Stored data
** BEGIN **

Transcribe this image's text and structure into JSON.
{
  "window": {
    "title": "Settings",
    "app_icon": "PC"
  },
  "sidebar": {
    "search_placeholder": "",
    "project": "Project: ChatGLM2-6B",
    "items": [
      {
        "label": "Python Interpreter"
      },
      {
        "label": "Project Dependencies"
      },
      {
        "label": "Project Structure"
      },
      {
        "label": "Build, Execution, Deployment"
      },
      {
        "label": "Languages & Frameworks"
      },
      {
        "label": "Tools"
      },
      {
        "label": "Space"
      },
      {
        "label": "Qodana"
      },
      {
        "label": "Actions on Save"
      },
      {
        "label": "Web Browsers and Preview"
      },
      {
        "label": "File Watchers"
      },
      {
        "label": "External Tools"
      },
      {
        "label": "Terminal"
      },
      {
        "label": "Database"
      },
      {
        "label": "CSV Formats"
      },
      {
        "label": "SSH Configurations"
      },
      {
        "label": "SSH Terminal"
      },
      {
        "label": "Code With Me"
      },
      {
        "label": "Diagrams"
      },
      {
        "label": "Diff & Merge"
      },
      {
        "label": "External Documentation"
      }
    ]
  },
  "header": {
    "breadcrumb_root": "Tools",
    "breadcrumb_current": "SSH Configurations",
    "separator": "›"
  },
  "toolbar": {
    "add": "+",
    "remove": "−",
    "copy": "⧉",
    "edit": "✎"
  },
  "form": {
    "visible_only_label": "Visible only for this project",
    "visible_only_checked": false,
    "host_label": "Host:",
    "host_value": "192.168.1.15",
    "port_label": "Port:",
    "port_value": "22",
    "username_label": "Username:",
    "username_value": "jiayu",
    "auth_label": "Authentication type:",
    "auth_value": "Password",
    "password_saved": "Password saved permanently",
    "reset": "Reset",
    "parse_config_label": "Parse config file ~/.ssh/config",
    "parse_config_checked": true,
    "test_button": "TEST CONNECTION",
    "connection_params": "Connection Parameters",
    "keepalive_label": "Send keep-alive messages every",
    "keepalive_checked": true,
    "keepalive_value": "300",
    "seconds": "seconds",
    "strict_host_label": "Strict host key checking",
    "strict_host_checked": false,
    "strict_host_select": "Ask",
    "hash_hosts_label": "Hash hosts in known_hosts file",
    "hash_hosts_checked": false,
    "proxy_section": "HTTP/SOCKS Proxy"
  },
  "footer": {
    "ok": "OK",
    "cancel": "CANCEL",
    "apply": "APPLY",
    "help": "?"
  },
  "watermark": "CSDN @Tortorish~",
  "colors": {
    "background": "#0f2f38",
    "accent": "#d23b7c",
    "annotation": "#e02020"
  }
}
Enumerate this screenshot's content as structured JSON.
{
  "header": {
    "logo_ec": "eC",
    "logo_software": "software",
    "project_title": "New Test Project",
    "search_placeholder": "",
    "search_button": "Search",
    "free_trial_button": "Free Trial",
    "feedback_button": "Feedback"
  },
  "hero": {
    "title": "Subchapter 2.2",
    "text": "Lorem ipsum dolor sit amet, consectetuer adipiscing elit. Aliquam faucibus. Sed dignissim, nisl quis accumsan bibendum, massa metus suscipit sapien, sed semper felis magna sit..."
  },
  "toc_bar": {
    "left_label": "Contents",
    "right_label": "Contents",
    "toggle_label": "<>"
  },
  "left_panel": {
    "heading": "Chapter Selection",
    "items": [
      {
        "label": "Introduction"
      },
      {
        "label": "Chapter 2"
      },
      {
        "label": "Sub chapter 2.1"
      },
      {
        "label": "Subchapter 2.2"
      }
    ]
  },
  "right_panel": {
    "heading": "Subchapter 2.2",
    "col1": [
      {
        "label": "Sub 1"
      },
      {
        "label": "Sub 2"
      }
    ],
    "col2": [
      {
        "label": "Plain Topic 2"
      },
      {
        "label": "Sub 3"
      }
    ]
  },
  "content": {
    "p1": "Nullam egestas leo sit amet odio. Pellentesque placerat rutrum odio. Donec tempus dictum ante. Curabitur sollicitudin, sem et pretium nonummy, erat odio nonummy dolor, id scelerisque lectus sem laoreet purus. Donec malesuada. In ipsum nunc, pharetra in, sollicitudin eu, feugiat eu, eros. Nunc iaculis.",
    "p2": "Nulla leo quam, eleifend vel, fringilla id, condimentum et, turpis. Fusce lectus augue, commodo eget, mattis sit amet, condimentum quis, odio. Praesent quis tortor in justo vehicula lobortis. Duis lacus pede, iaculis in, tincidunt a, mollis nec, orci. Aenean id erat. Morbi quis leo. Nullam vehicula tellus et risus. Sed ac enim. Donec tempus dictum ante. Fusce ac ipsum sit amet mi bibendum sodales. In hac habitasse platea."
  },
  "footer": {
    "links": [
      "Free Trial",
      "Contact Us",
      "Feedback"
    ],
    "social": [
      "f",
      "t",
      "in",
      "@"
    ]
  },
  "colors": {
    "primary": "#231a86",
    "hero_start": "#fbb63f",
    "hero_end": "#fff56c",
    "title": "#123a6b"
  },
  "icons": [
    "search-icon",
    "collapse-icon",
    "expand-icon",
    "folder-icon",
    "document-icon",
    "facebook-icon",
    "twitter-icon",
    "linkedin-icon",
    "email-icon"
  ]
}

** END **

* WRITTEN TASK: In the records above, find the lines containing "this" and copy them.

* REPLY TO THE TASK:
Transcribe this image's text and structure into JSON.
    "visible_only_label": "Visible only for this project",
Enumerate this screenshot's content as structured JSON.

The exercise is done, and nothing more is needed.